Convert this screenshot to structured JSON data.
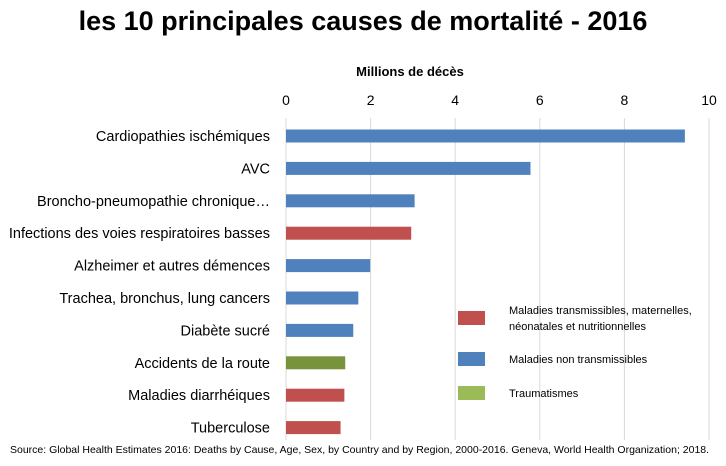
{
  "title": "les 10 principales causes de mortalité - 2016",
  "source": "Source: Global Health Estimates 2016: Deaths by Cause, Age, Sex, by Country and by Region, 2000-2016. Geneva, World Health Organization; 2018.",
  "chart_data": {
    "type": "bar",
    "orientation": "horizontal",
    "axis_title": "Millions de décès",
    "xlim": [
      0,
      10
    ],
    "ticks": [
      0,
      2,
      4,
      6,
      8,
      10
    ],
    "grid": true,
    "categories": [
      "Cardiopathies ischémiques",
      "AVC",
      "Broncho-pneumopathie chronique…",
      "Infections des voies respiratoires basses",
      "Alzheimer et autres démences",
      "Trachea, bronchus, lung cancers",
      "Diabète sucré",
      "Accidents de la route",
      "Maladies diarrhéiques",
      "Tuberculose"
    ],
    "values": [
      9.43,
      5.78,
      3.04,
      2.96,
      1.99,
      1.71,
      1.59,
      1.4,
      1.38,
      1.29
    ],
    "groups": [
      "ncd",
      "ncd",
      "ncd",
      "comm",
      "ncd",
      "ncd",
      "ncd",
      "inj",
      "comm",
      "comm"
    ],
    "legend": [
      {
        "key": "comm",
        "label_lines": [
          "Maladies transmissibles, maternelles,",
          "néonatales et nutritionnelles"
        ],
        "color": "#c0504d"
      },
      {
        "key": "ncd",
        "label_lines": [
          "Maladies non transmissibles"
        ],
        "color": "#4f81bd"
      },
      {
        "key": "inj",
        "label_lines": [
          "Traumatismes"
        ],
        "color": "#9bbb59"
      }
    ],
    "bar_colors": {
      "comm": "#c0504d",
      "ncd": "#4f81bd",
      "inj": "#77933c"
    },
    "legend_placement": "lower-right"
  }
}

THE EXERCISE
Can you repeat every record above exactly, apart from the pictures?

OUTPUT
Convert this screenshot to structured JSON data.
{
  "title": "les 10 principales causes de mortalité - 2016",
  "source": "Source: Global Health Estimates 2016: Deaths by Cause, Age, Sex, by Country and by Region, 2000-2016. Geneva, World Health Organization; 2018.",
  "chart_data": {
    "type": "bar",
    "orientation": "horizontal",
    "axis_title": "Millions de décès",
    "xlim": [
      0,
      10
    ],
    "ticks": [
      0,
      2,
      4,
      6,
      8,
      10
    ],
    "grid": true,
    "categories": [
      "Cardiopathies ischémiques",
      "AVC",
      "Broncho-pneumopathie chronique…",
      "Infections des voies respiratoires basses",
      "Alzheimer et autres démences",
      "Trachea, bronchus, lung cancers",
      "Diabète sucré",
      "Accidents de la route",
      "Maladies diarrhéiques",
      "Tuberculose"
    ],
    "values": [
      9.43,
      5.78,
      3.04,
      2.96,
      1.99,
      1.71,
      1.59,
      1.4,
      1.38,
      1.29
    ],
    "groups": [
      "ncd",
      "ncd",
      "ncd",
      "comm",
      "ncd",
      "ncd",
      "ncd",
      "inj",
      "comm",
      "comm"
    ],
    "legend": [
      {
        "key": "comm",
        "label_lines": [
          "Maladies transmissibles, maternelles,",
          "néonatales et nutritionnelles"
        ],
        "color": "#c0504d"
      },
      {
        "key": "ncd",
        "label_lines": [
          "Maladies non transmissibles"
        ],
        "color": "#4f81bd"
      },
      {
        "key": "inj",
        "label_lines": [
          "Traumatismes"
        ],
        "color": "#9bbb59"
      }
    ],
    "bar_colors": {
      "comm": "#c0504d",
      "ncd": "#4f81bd",
      "inj": "#77933c"
    },
    "legend_placement": "lower-right"
  }
}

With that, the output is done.